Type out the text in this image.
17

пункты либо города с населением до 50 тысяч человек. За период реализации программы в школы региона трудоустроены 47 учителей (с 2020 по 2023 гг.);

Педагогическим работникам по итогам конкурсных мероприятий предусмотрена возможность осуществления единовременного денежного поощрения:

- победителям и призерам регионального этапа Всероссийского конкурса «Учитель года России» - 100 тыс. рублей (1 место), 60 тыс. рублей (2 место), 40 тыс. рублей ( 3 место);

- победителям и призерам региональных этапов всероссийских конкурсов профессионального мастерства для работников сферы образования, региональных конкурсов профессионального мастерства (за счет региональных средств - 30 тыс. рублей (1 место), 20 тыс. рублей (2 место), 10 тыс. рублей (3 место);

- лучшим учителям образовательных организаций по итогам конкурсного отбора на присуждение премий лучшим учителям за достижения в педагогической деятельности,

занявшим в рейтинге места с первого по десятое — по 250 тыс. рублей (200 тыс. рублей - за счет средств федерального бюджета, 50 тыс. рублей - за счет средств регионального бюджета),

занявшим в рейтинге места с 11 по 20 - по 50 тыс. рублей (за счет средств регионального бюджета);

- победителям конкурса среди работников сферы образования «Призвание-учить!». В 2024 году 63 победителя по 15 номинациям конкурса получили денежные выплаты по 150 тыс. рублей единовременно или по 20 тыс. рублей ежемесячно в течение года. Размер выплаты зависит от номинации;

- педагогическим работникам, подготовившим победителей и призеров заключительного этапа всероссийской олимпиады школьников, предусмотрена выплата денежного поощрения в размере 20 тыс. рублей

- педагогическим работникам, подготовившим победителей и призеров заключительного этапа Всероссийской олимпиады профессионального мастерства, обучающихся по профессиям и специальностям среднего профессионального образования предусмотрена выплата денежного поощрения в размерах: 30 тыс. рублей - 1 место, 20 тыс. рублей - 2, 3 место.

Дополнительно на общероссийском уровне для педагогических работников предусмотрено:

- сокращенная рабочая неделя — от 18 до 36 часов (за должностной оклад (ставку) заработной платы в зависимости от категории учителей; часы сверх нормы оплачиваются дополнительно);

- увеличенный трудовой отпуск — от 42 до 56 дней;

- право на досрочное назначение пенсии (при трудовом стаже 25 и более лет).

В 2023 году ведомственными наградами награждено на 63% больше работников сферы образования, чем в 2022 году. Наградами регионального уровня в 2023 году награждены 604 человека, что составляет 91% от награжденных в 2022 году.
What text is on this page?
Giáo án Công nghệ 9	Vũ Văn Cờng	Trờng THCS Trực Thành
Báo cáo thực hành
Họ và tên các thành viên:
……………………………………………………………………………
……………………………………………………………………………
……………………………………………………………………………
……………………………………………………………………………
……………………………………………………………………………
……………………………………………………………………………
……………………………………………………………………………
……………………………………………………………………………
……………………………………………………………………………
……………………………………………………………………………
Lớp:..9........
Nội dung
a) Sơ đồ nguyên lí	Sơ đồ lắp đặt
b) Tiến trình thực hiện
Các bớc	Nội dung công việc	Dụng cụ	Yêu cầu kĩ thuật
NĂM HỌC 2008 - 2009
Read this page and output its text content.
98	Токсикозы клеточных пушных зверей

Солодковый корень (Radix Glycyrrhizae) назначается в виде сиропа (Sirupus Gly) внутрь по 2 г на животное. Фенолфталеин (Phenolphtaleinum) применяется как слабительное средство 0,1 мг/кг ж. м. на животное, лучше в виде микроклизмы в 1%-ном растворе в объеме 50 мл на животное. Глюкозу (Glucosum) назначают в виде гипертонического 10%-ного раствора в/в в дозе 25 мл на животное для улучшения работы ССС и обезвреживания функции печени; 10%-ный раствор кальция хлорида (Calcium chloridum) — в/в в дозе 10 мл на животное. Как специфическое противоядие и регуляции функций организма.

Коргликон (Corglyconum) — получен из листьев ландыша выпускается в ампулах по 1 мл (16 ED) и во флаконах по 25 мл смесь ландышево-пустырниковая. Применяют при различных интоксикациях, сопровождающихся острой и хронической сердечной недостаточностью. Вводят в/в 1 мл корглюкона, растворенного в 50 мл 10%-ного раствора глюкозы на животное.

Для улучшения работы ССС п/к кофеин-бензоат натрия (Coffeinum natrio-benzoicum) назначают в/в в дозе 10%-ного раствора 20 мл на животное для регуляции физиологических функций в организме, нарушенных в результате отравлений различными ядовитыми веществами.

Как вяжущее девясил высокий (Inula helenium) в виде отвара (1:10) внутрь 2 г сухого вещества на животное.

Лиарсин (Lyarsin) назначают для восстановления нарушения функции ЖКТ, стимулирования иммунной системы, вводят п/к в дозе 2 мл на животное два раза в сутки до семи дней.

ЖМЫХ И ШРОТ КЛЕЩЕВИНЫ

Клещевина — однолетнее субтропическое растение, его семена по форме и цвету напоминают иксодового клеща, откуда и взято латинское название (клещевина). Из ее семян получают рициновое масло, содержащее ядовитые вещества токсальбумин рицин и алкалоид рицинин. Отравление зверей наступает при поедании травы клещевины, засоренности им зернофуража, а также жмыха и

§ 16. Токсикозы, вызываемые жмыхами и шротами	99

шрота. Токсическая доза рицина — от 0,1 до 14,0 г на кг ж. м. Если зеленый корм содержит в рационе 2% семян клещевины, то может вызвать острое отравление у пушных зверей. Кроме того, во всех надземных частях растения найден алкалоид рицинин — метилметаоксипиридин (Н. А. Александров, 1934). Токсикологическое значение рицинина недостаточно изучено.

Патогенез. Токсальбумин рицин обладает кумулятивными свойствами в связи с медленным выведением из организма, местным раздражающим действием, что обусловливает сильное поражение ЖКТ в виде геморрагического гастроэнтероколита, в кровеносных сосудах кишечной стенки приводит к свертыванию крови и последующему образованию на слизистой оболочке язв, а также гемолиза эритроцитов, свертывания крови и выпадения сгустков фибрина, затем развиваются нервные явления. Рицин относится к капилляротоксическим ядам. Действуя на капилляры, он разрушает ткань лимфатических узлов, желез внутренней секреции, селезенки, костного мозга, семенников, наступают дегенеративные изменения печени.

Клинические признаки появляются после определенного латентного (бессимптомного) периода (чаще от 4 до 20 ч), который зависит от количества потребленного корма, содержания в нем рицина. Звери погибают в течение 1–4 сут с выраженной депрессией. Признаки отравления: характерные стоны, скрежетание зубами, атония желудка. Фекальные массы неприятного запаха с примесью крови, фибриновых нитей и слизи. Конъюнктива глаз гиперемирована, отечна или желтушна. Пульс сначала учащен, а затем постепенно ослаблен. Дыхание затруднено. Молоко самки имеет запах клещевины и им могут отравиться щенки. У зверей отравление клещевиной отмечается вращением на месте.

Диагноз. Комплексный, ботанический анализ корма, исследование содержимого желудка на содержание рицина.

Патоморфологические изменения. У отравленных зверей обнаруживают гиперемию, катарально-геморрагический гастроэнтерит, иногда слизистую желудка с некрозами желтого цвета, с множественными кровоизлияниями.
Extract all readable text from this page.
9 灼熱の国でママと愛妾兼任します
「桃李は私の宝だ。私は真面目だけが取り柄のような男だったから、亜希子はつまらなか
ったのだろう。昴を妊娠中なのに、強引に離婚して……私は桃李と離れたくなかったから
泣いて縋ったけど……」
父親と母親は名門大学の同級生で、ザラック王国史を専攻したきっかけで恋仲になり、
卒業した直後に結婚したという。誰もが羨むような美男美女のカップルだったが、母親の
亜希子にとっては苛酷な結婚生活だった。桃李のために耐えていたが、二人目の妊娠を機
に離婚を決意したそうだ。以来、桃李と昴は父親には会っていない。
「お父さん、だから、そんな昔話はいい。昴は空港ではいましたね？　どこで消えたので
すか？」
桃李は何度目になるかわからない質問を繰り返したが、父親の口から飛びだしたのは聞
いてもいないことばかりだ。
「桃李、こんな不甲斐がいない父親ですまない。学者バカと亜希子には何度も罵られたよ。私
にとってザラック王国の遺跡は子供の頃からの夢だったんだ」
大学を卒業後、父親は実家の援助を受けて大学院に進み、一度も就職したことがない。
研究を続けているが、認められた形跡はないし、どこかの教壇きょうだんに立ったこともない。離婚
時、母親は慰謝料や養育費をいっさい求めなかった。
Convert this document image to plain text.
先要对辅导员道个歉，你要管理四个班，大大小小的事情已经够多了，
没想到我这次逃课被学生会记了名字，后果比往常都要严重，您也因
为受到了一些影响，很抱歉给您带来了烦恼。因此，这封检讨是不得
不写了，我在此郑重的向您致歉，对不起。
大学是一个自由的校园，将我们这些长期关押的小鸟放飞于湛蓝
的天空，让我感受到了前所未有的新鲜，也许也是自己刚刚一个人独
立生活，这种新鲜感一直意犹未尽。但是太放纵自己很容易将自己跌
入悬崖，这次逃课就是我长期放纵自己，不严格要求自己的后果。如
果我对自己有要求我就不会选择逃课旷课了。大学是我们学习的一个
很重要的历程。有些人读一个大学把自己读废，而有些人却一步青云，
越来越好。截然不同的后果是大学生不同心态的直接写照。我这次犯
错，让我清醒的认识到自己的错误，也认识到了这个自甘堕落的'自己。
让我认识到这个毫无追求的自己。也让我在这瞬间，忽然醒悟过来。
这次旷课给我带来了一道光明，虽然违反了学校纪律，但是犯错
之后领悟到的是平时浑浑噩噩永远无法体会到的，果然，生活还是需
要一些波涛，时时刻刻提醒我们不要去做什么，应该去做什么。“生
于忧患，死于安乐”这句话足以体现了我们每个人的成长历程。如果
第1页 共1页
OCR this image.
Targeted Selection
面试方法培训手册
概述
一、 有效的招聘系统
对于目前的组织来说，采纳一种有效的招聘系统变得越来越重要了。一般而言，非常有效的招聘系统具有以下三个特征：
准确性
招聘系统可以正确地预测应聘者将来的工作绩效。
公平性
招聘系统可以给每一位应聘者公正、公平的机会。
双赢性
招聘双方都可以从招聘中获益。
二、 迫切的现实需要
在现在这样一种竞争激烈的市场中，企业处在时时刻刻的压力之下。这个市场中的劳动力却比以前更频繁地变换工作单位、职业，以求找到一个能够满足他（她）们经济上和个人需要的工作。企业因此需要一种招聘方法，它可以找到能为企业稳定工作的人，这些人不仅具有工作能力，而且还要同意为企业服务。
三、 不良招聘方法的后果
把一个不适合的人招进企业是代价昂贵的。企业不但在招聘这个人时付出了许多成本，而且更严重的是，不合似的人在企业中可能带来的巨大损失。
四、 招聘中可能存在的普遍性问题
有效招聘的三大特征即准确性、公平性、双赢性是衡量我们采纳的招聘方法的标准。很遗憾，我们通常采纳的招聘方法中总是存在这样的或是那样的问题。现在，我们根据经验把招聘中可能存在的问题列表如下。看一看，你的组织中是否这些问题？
· · · · ·
#### The request
From the data, collect all lines where the string "выплата" appears.

#### Exercise response
- педагогическим работникам, подготовившим победителей и призеров заключительного этапа всероссийской олимпиады школьников, предусмотрена выплата денежного поощрения в размере 20 тыс. рублей
- педагогическим работникам, подготовившим победителей и призеров заключительного этапа Всероссийской олимпиады профессионального мастерства, обучающихся по профессиям и специальностям среднего профессионального образования предусмотрена выплата денежного поощрения в размерах: 30 тыс. рублей - 1 место, 20 тыс. рублей - 2, 3 место.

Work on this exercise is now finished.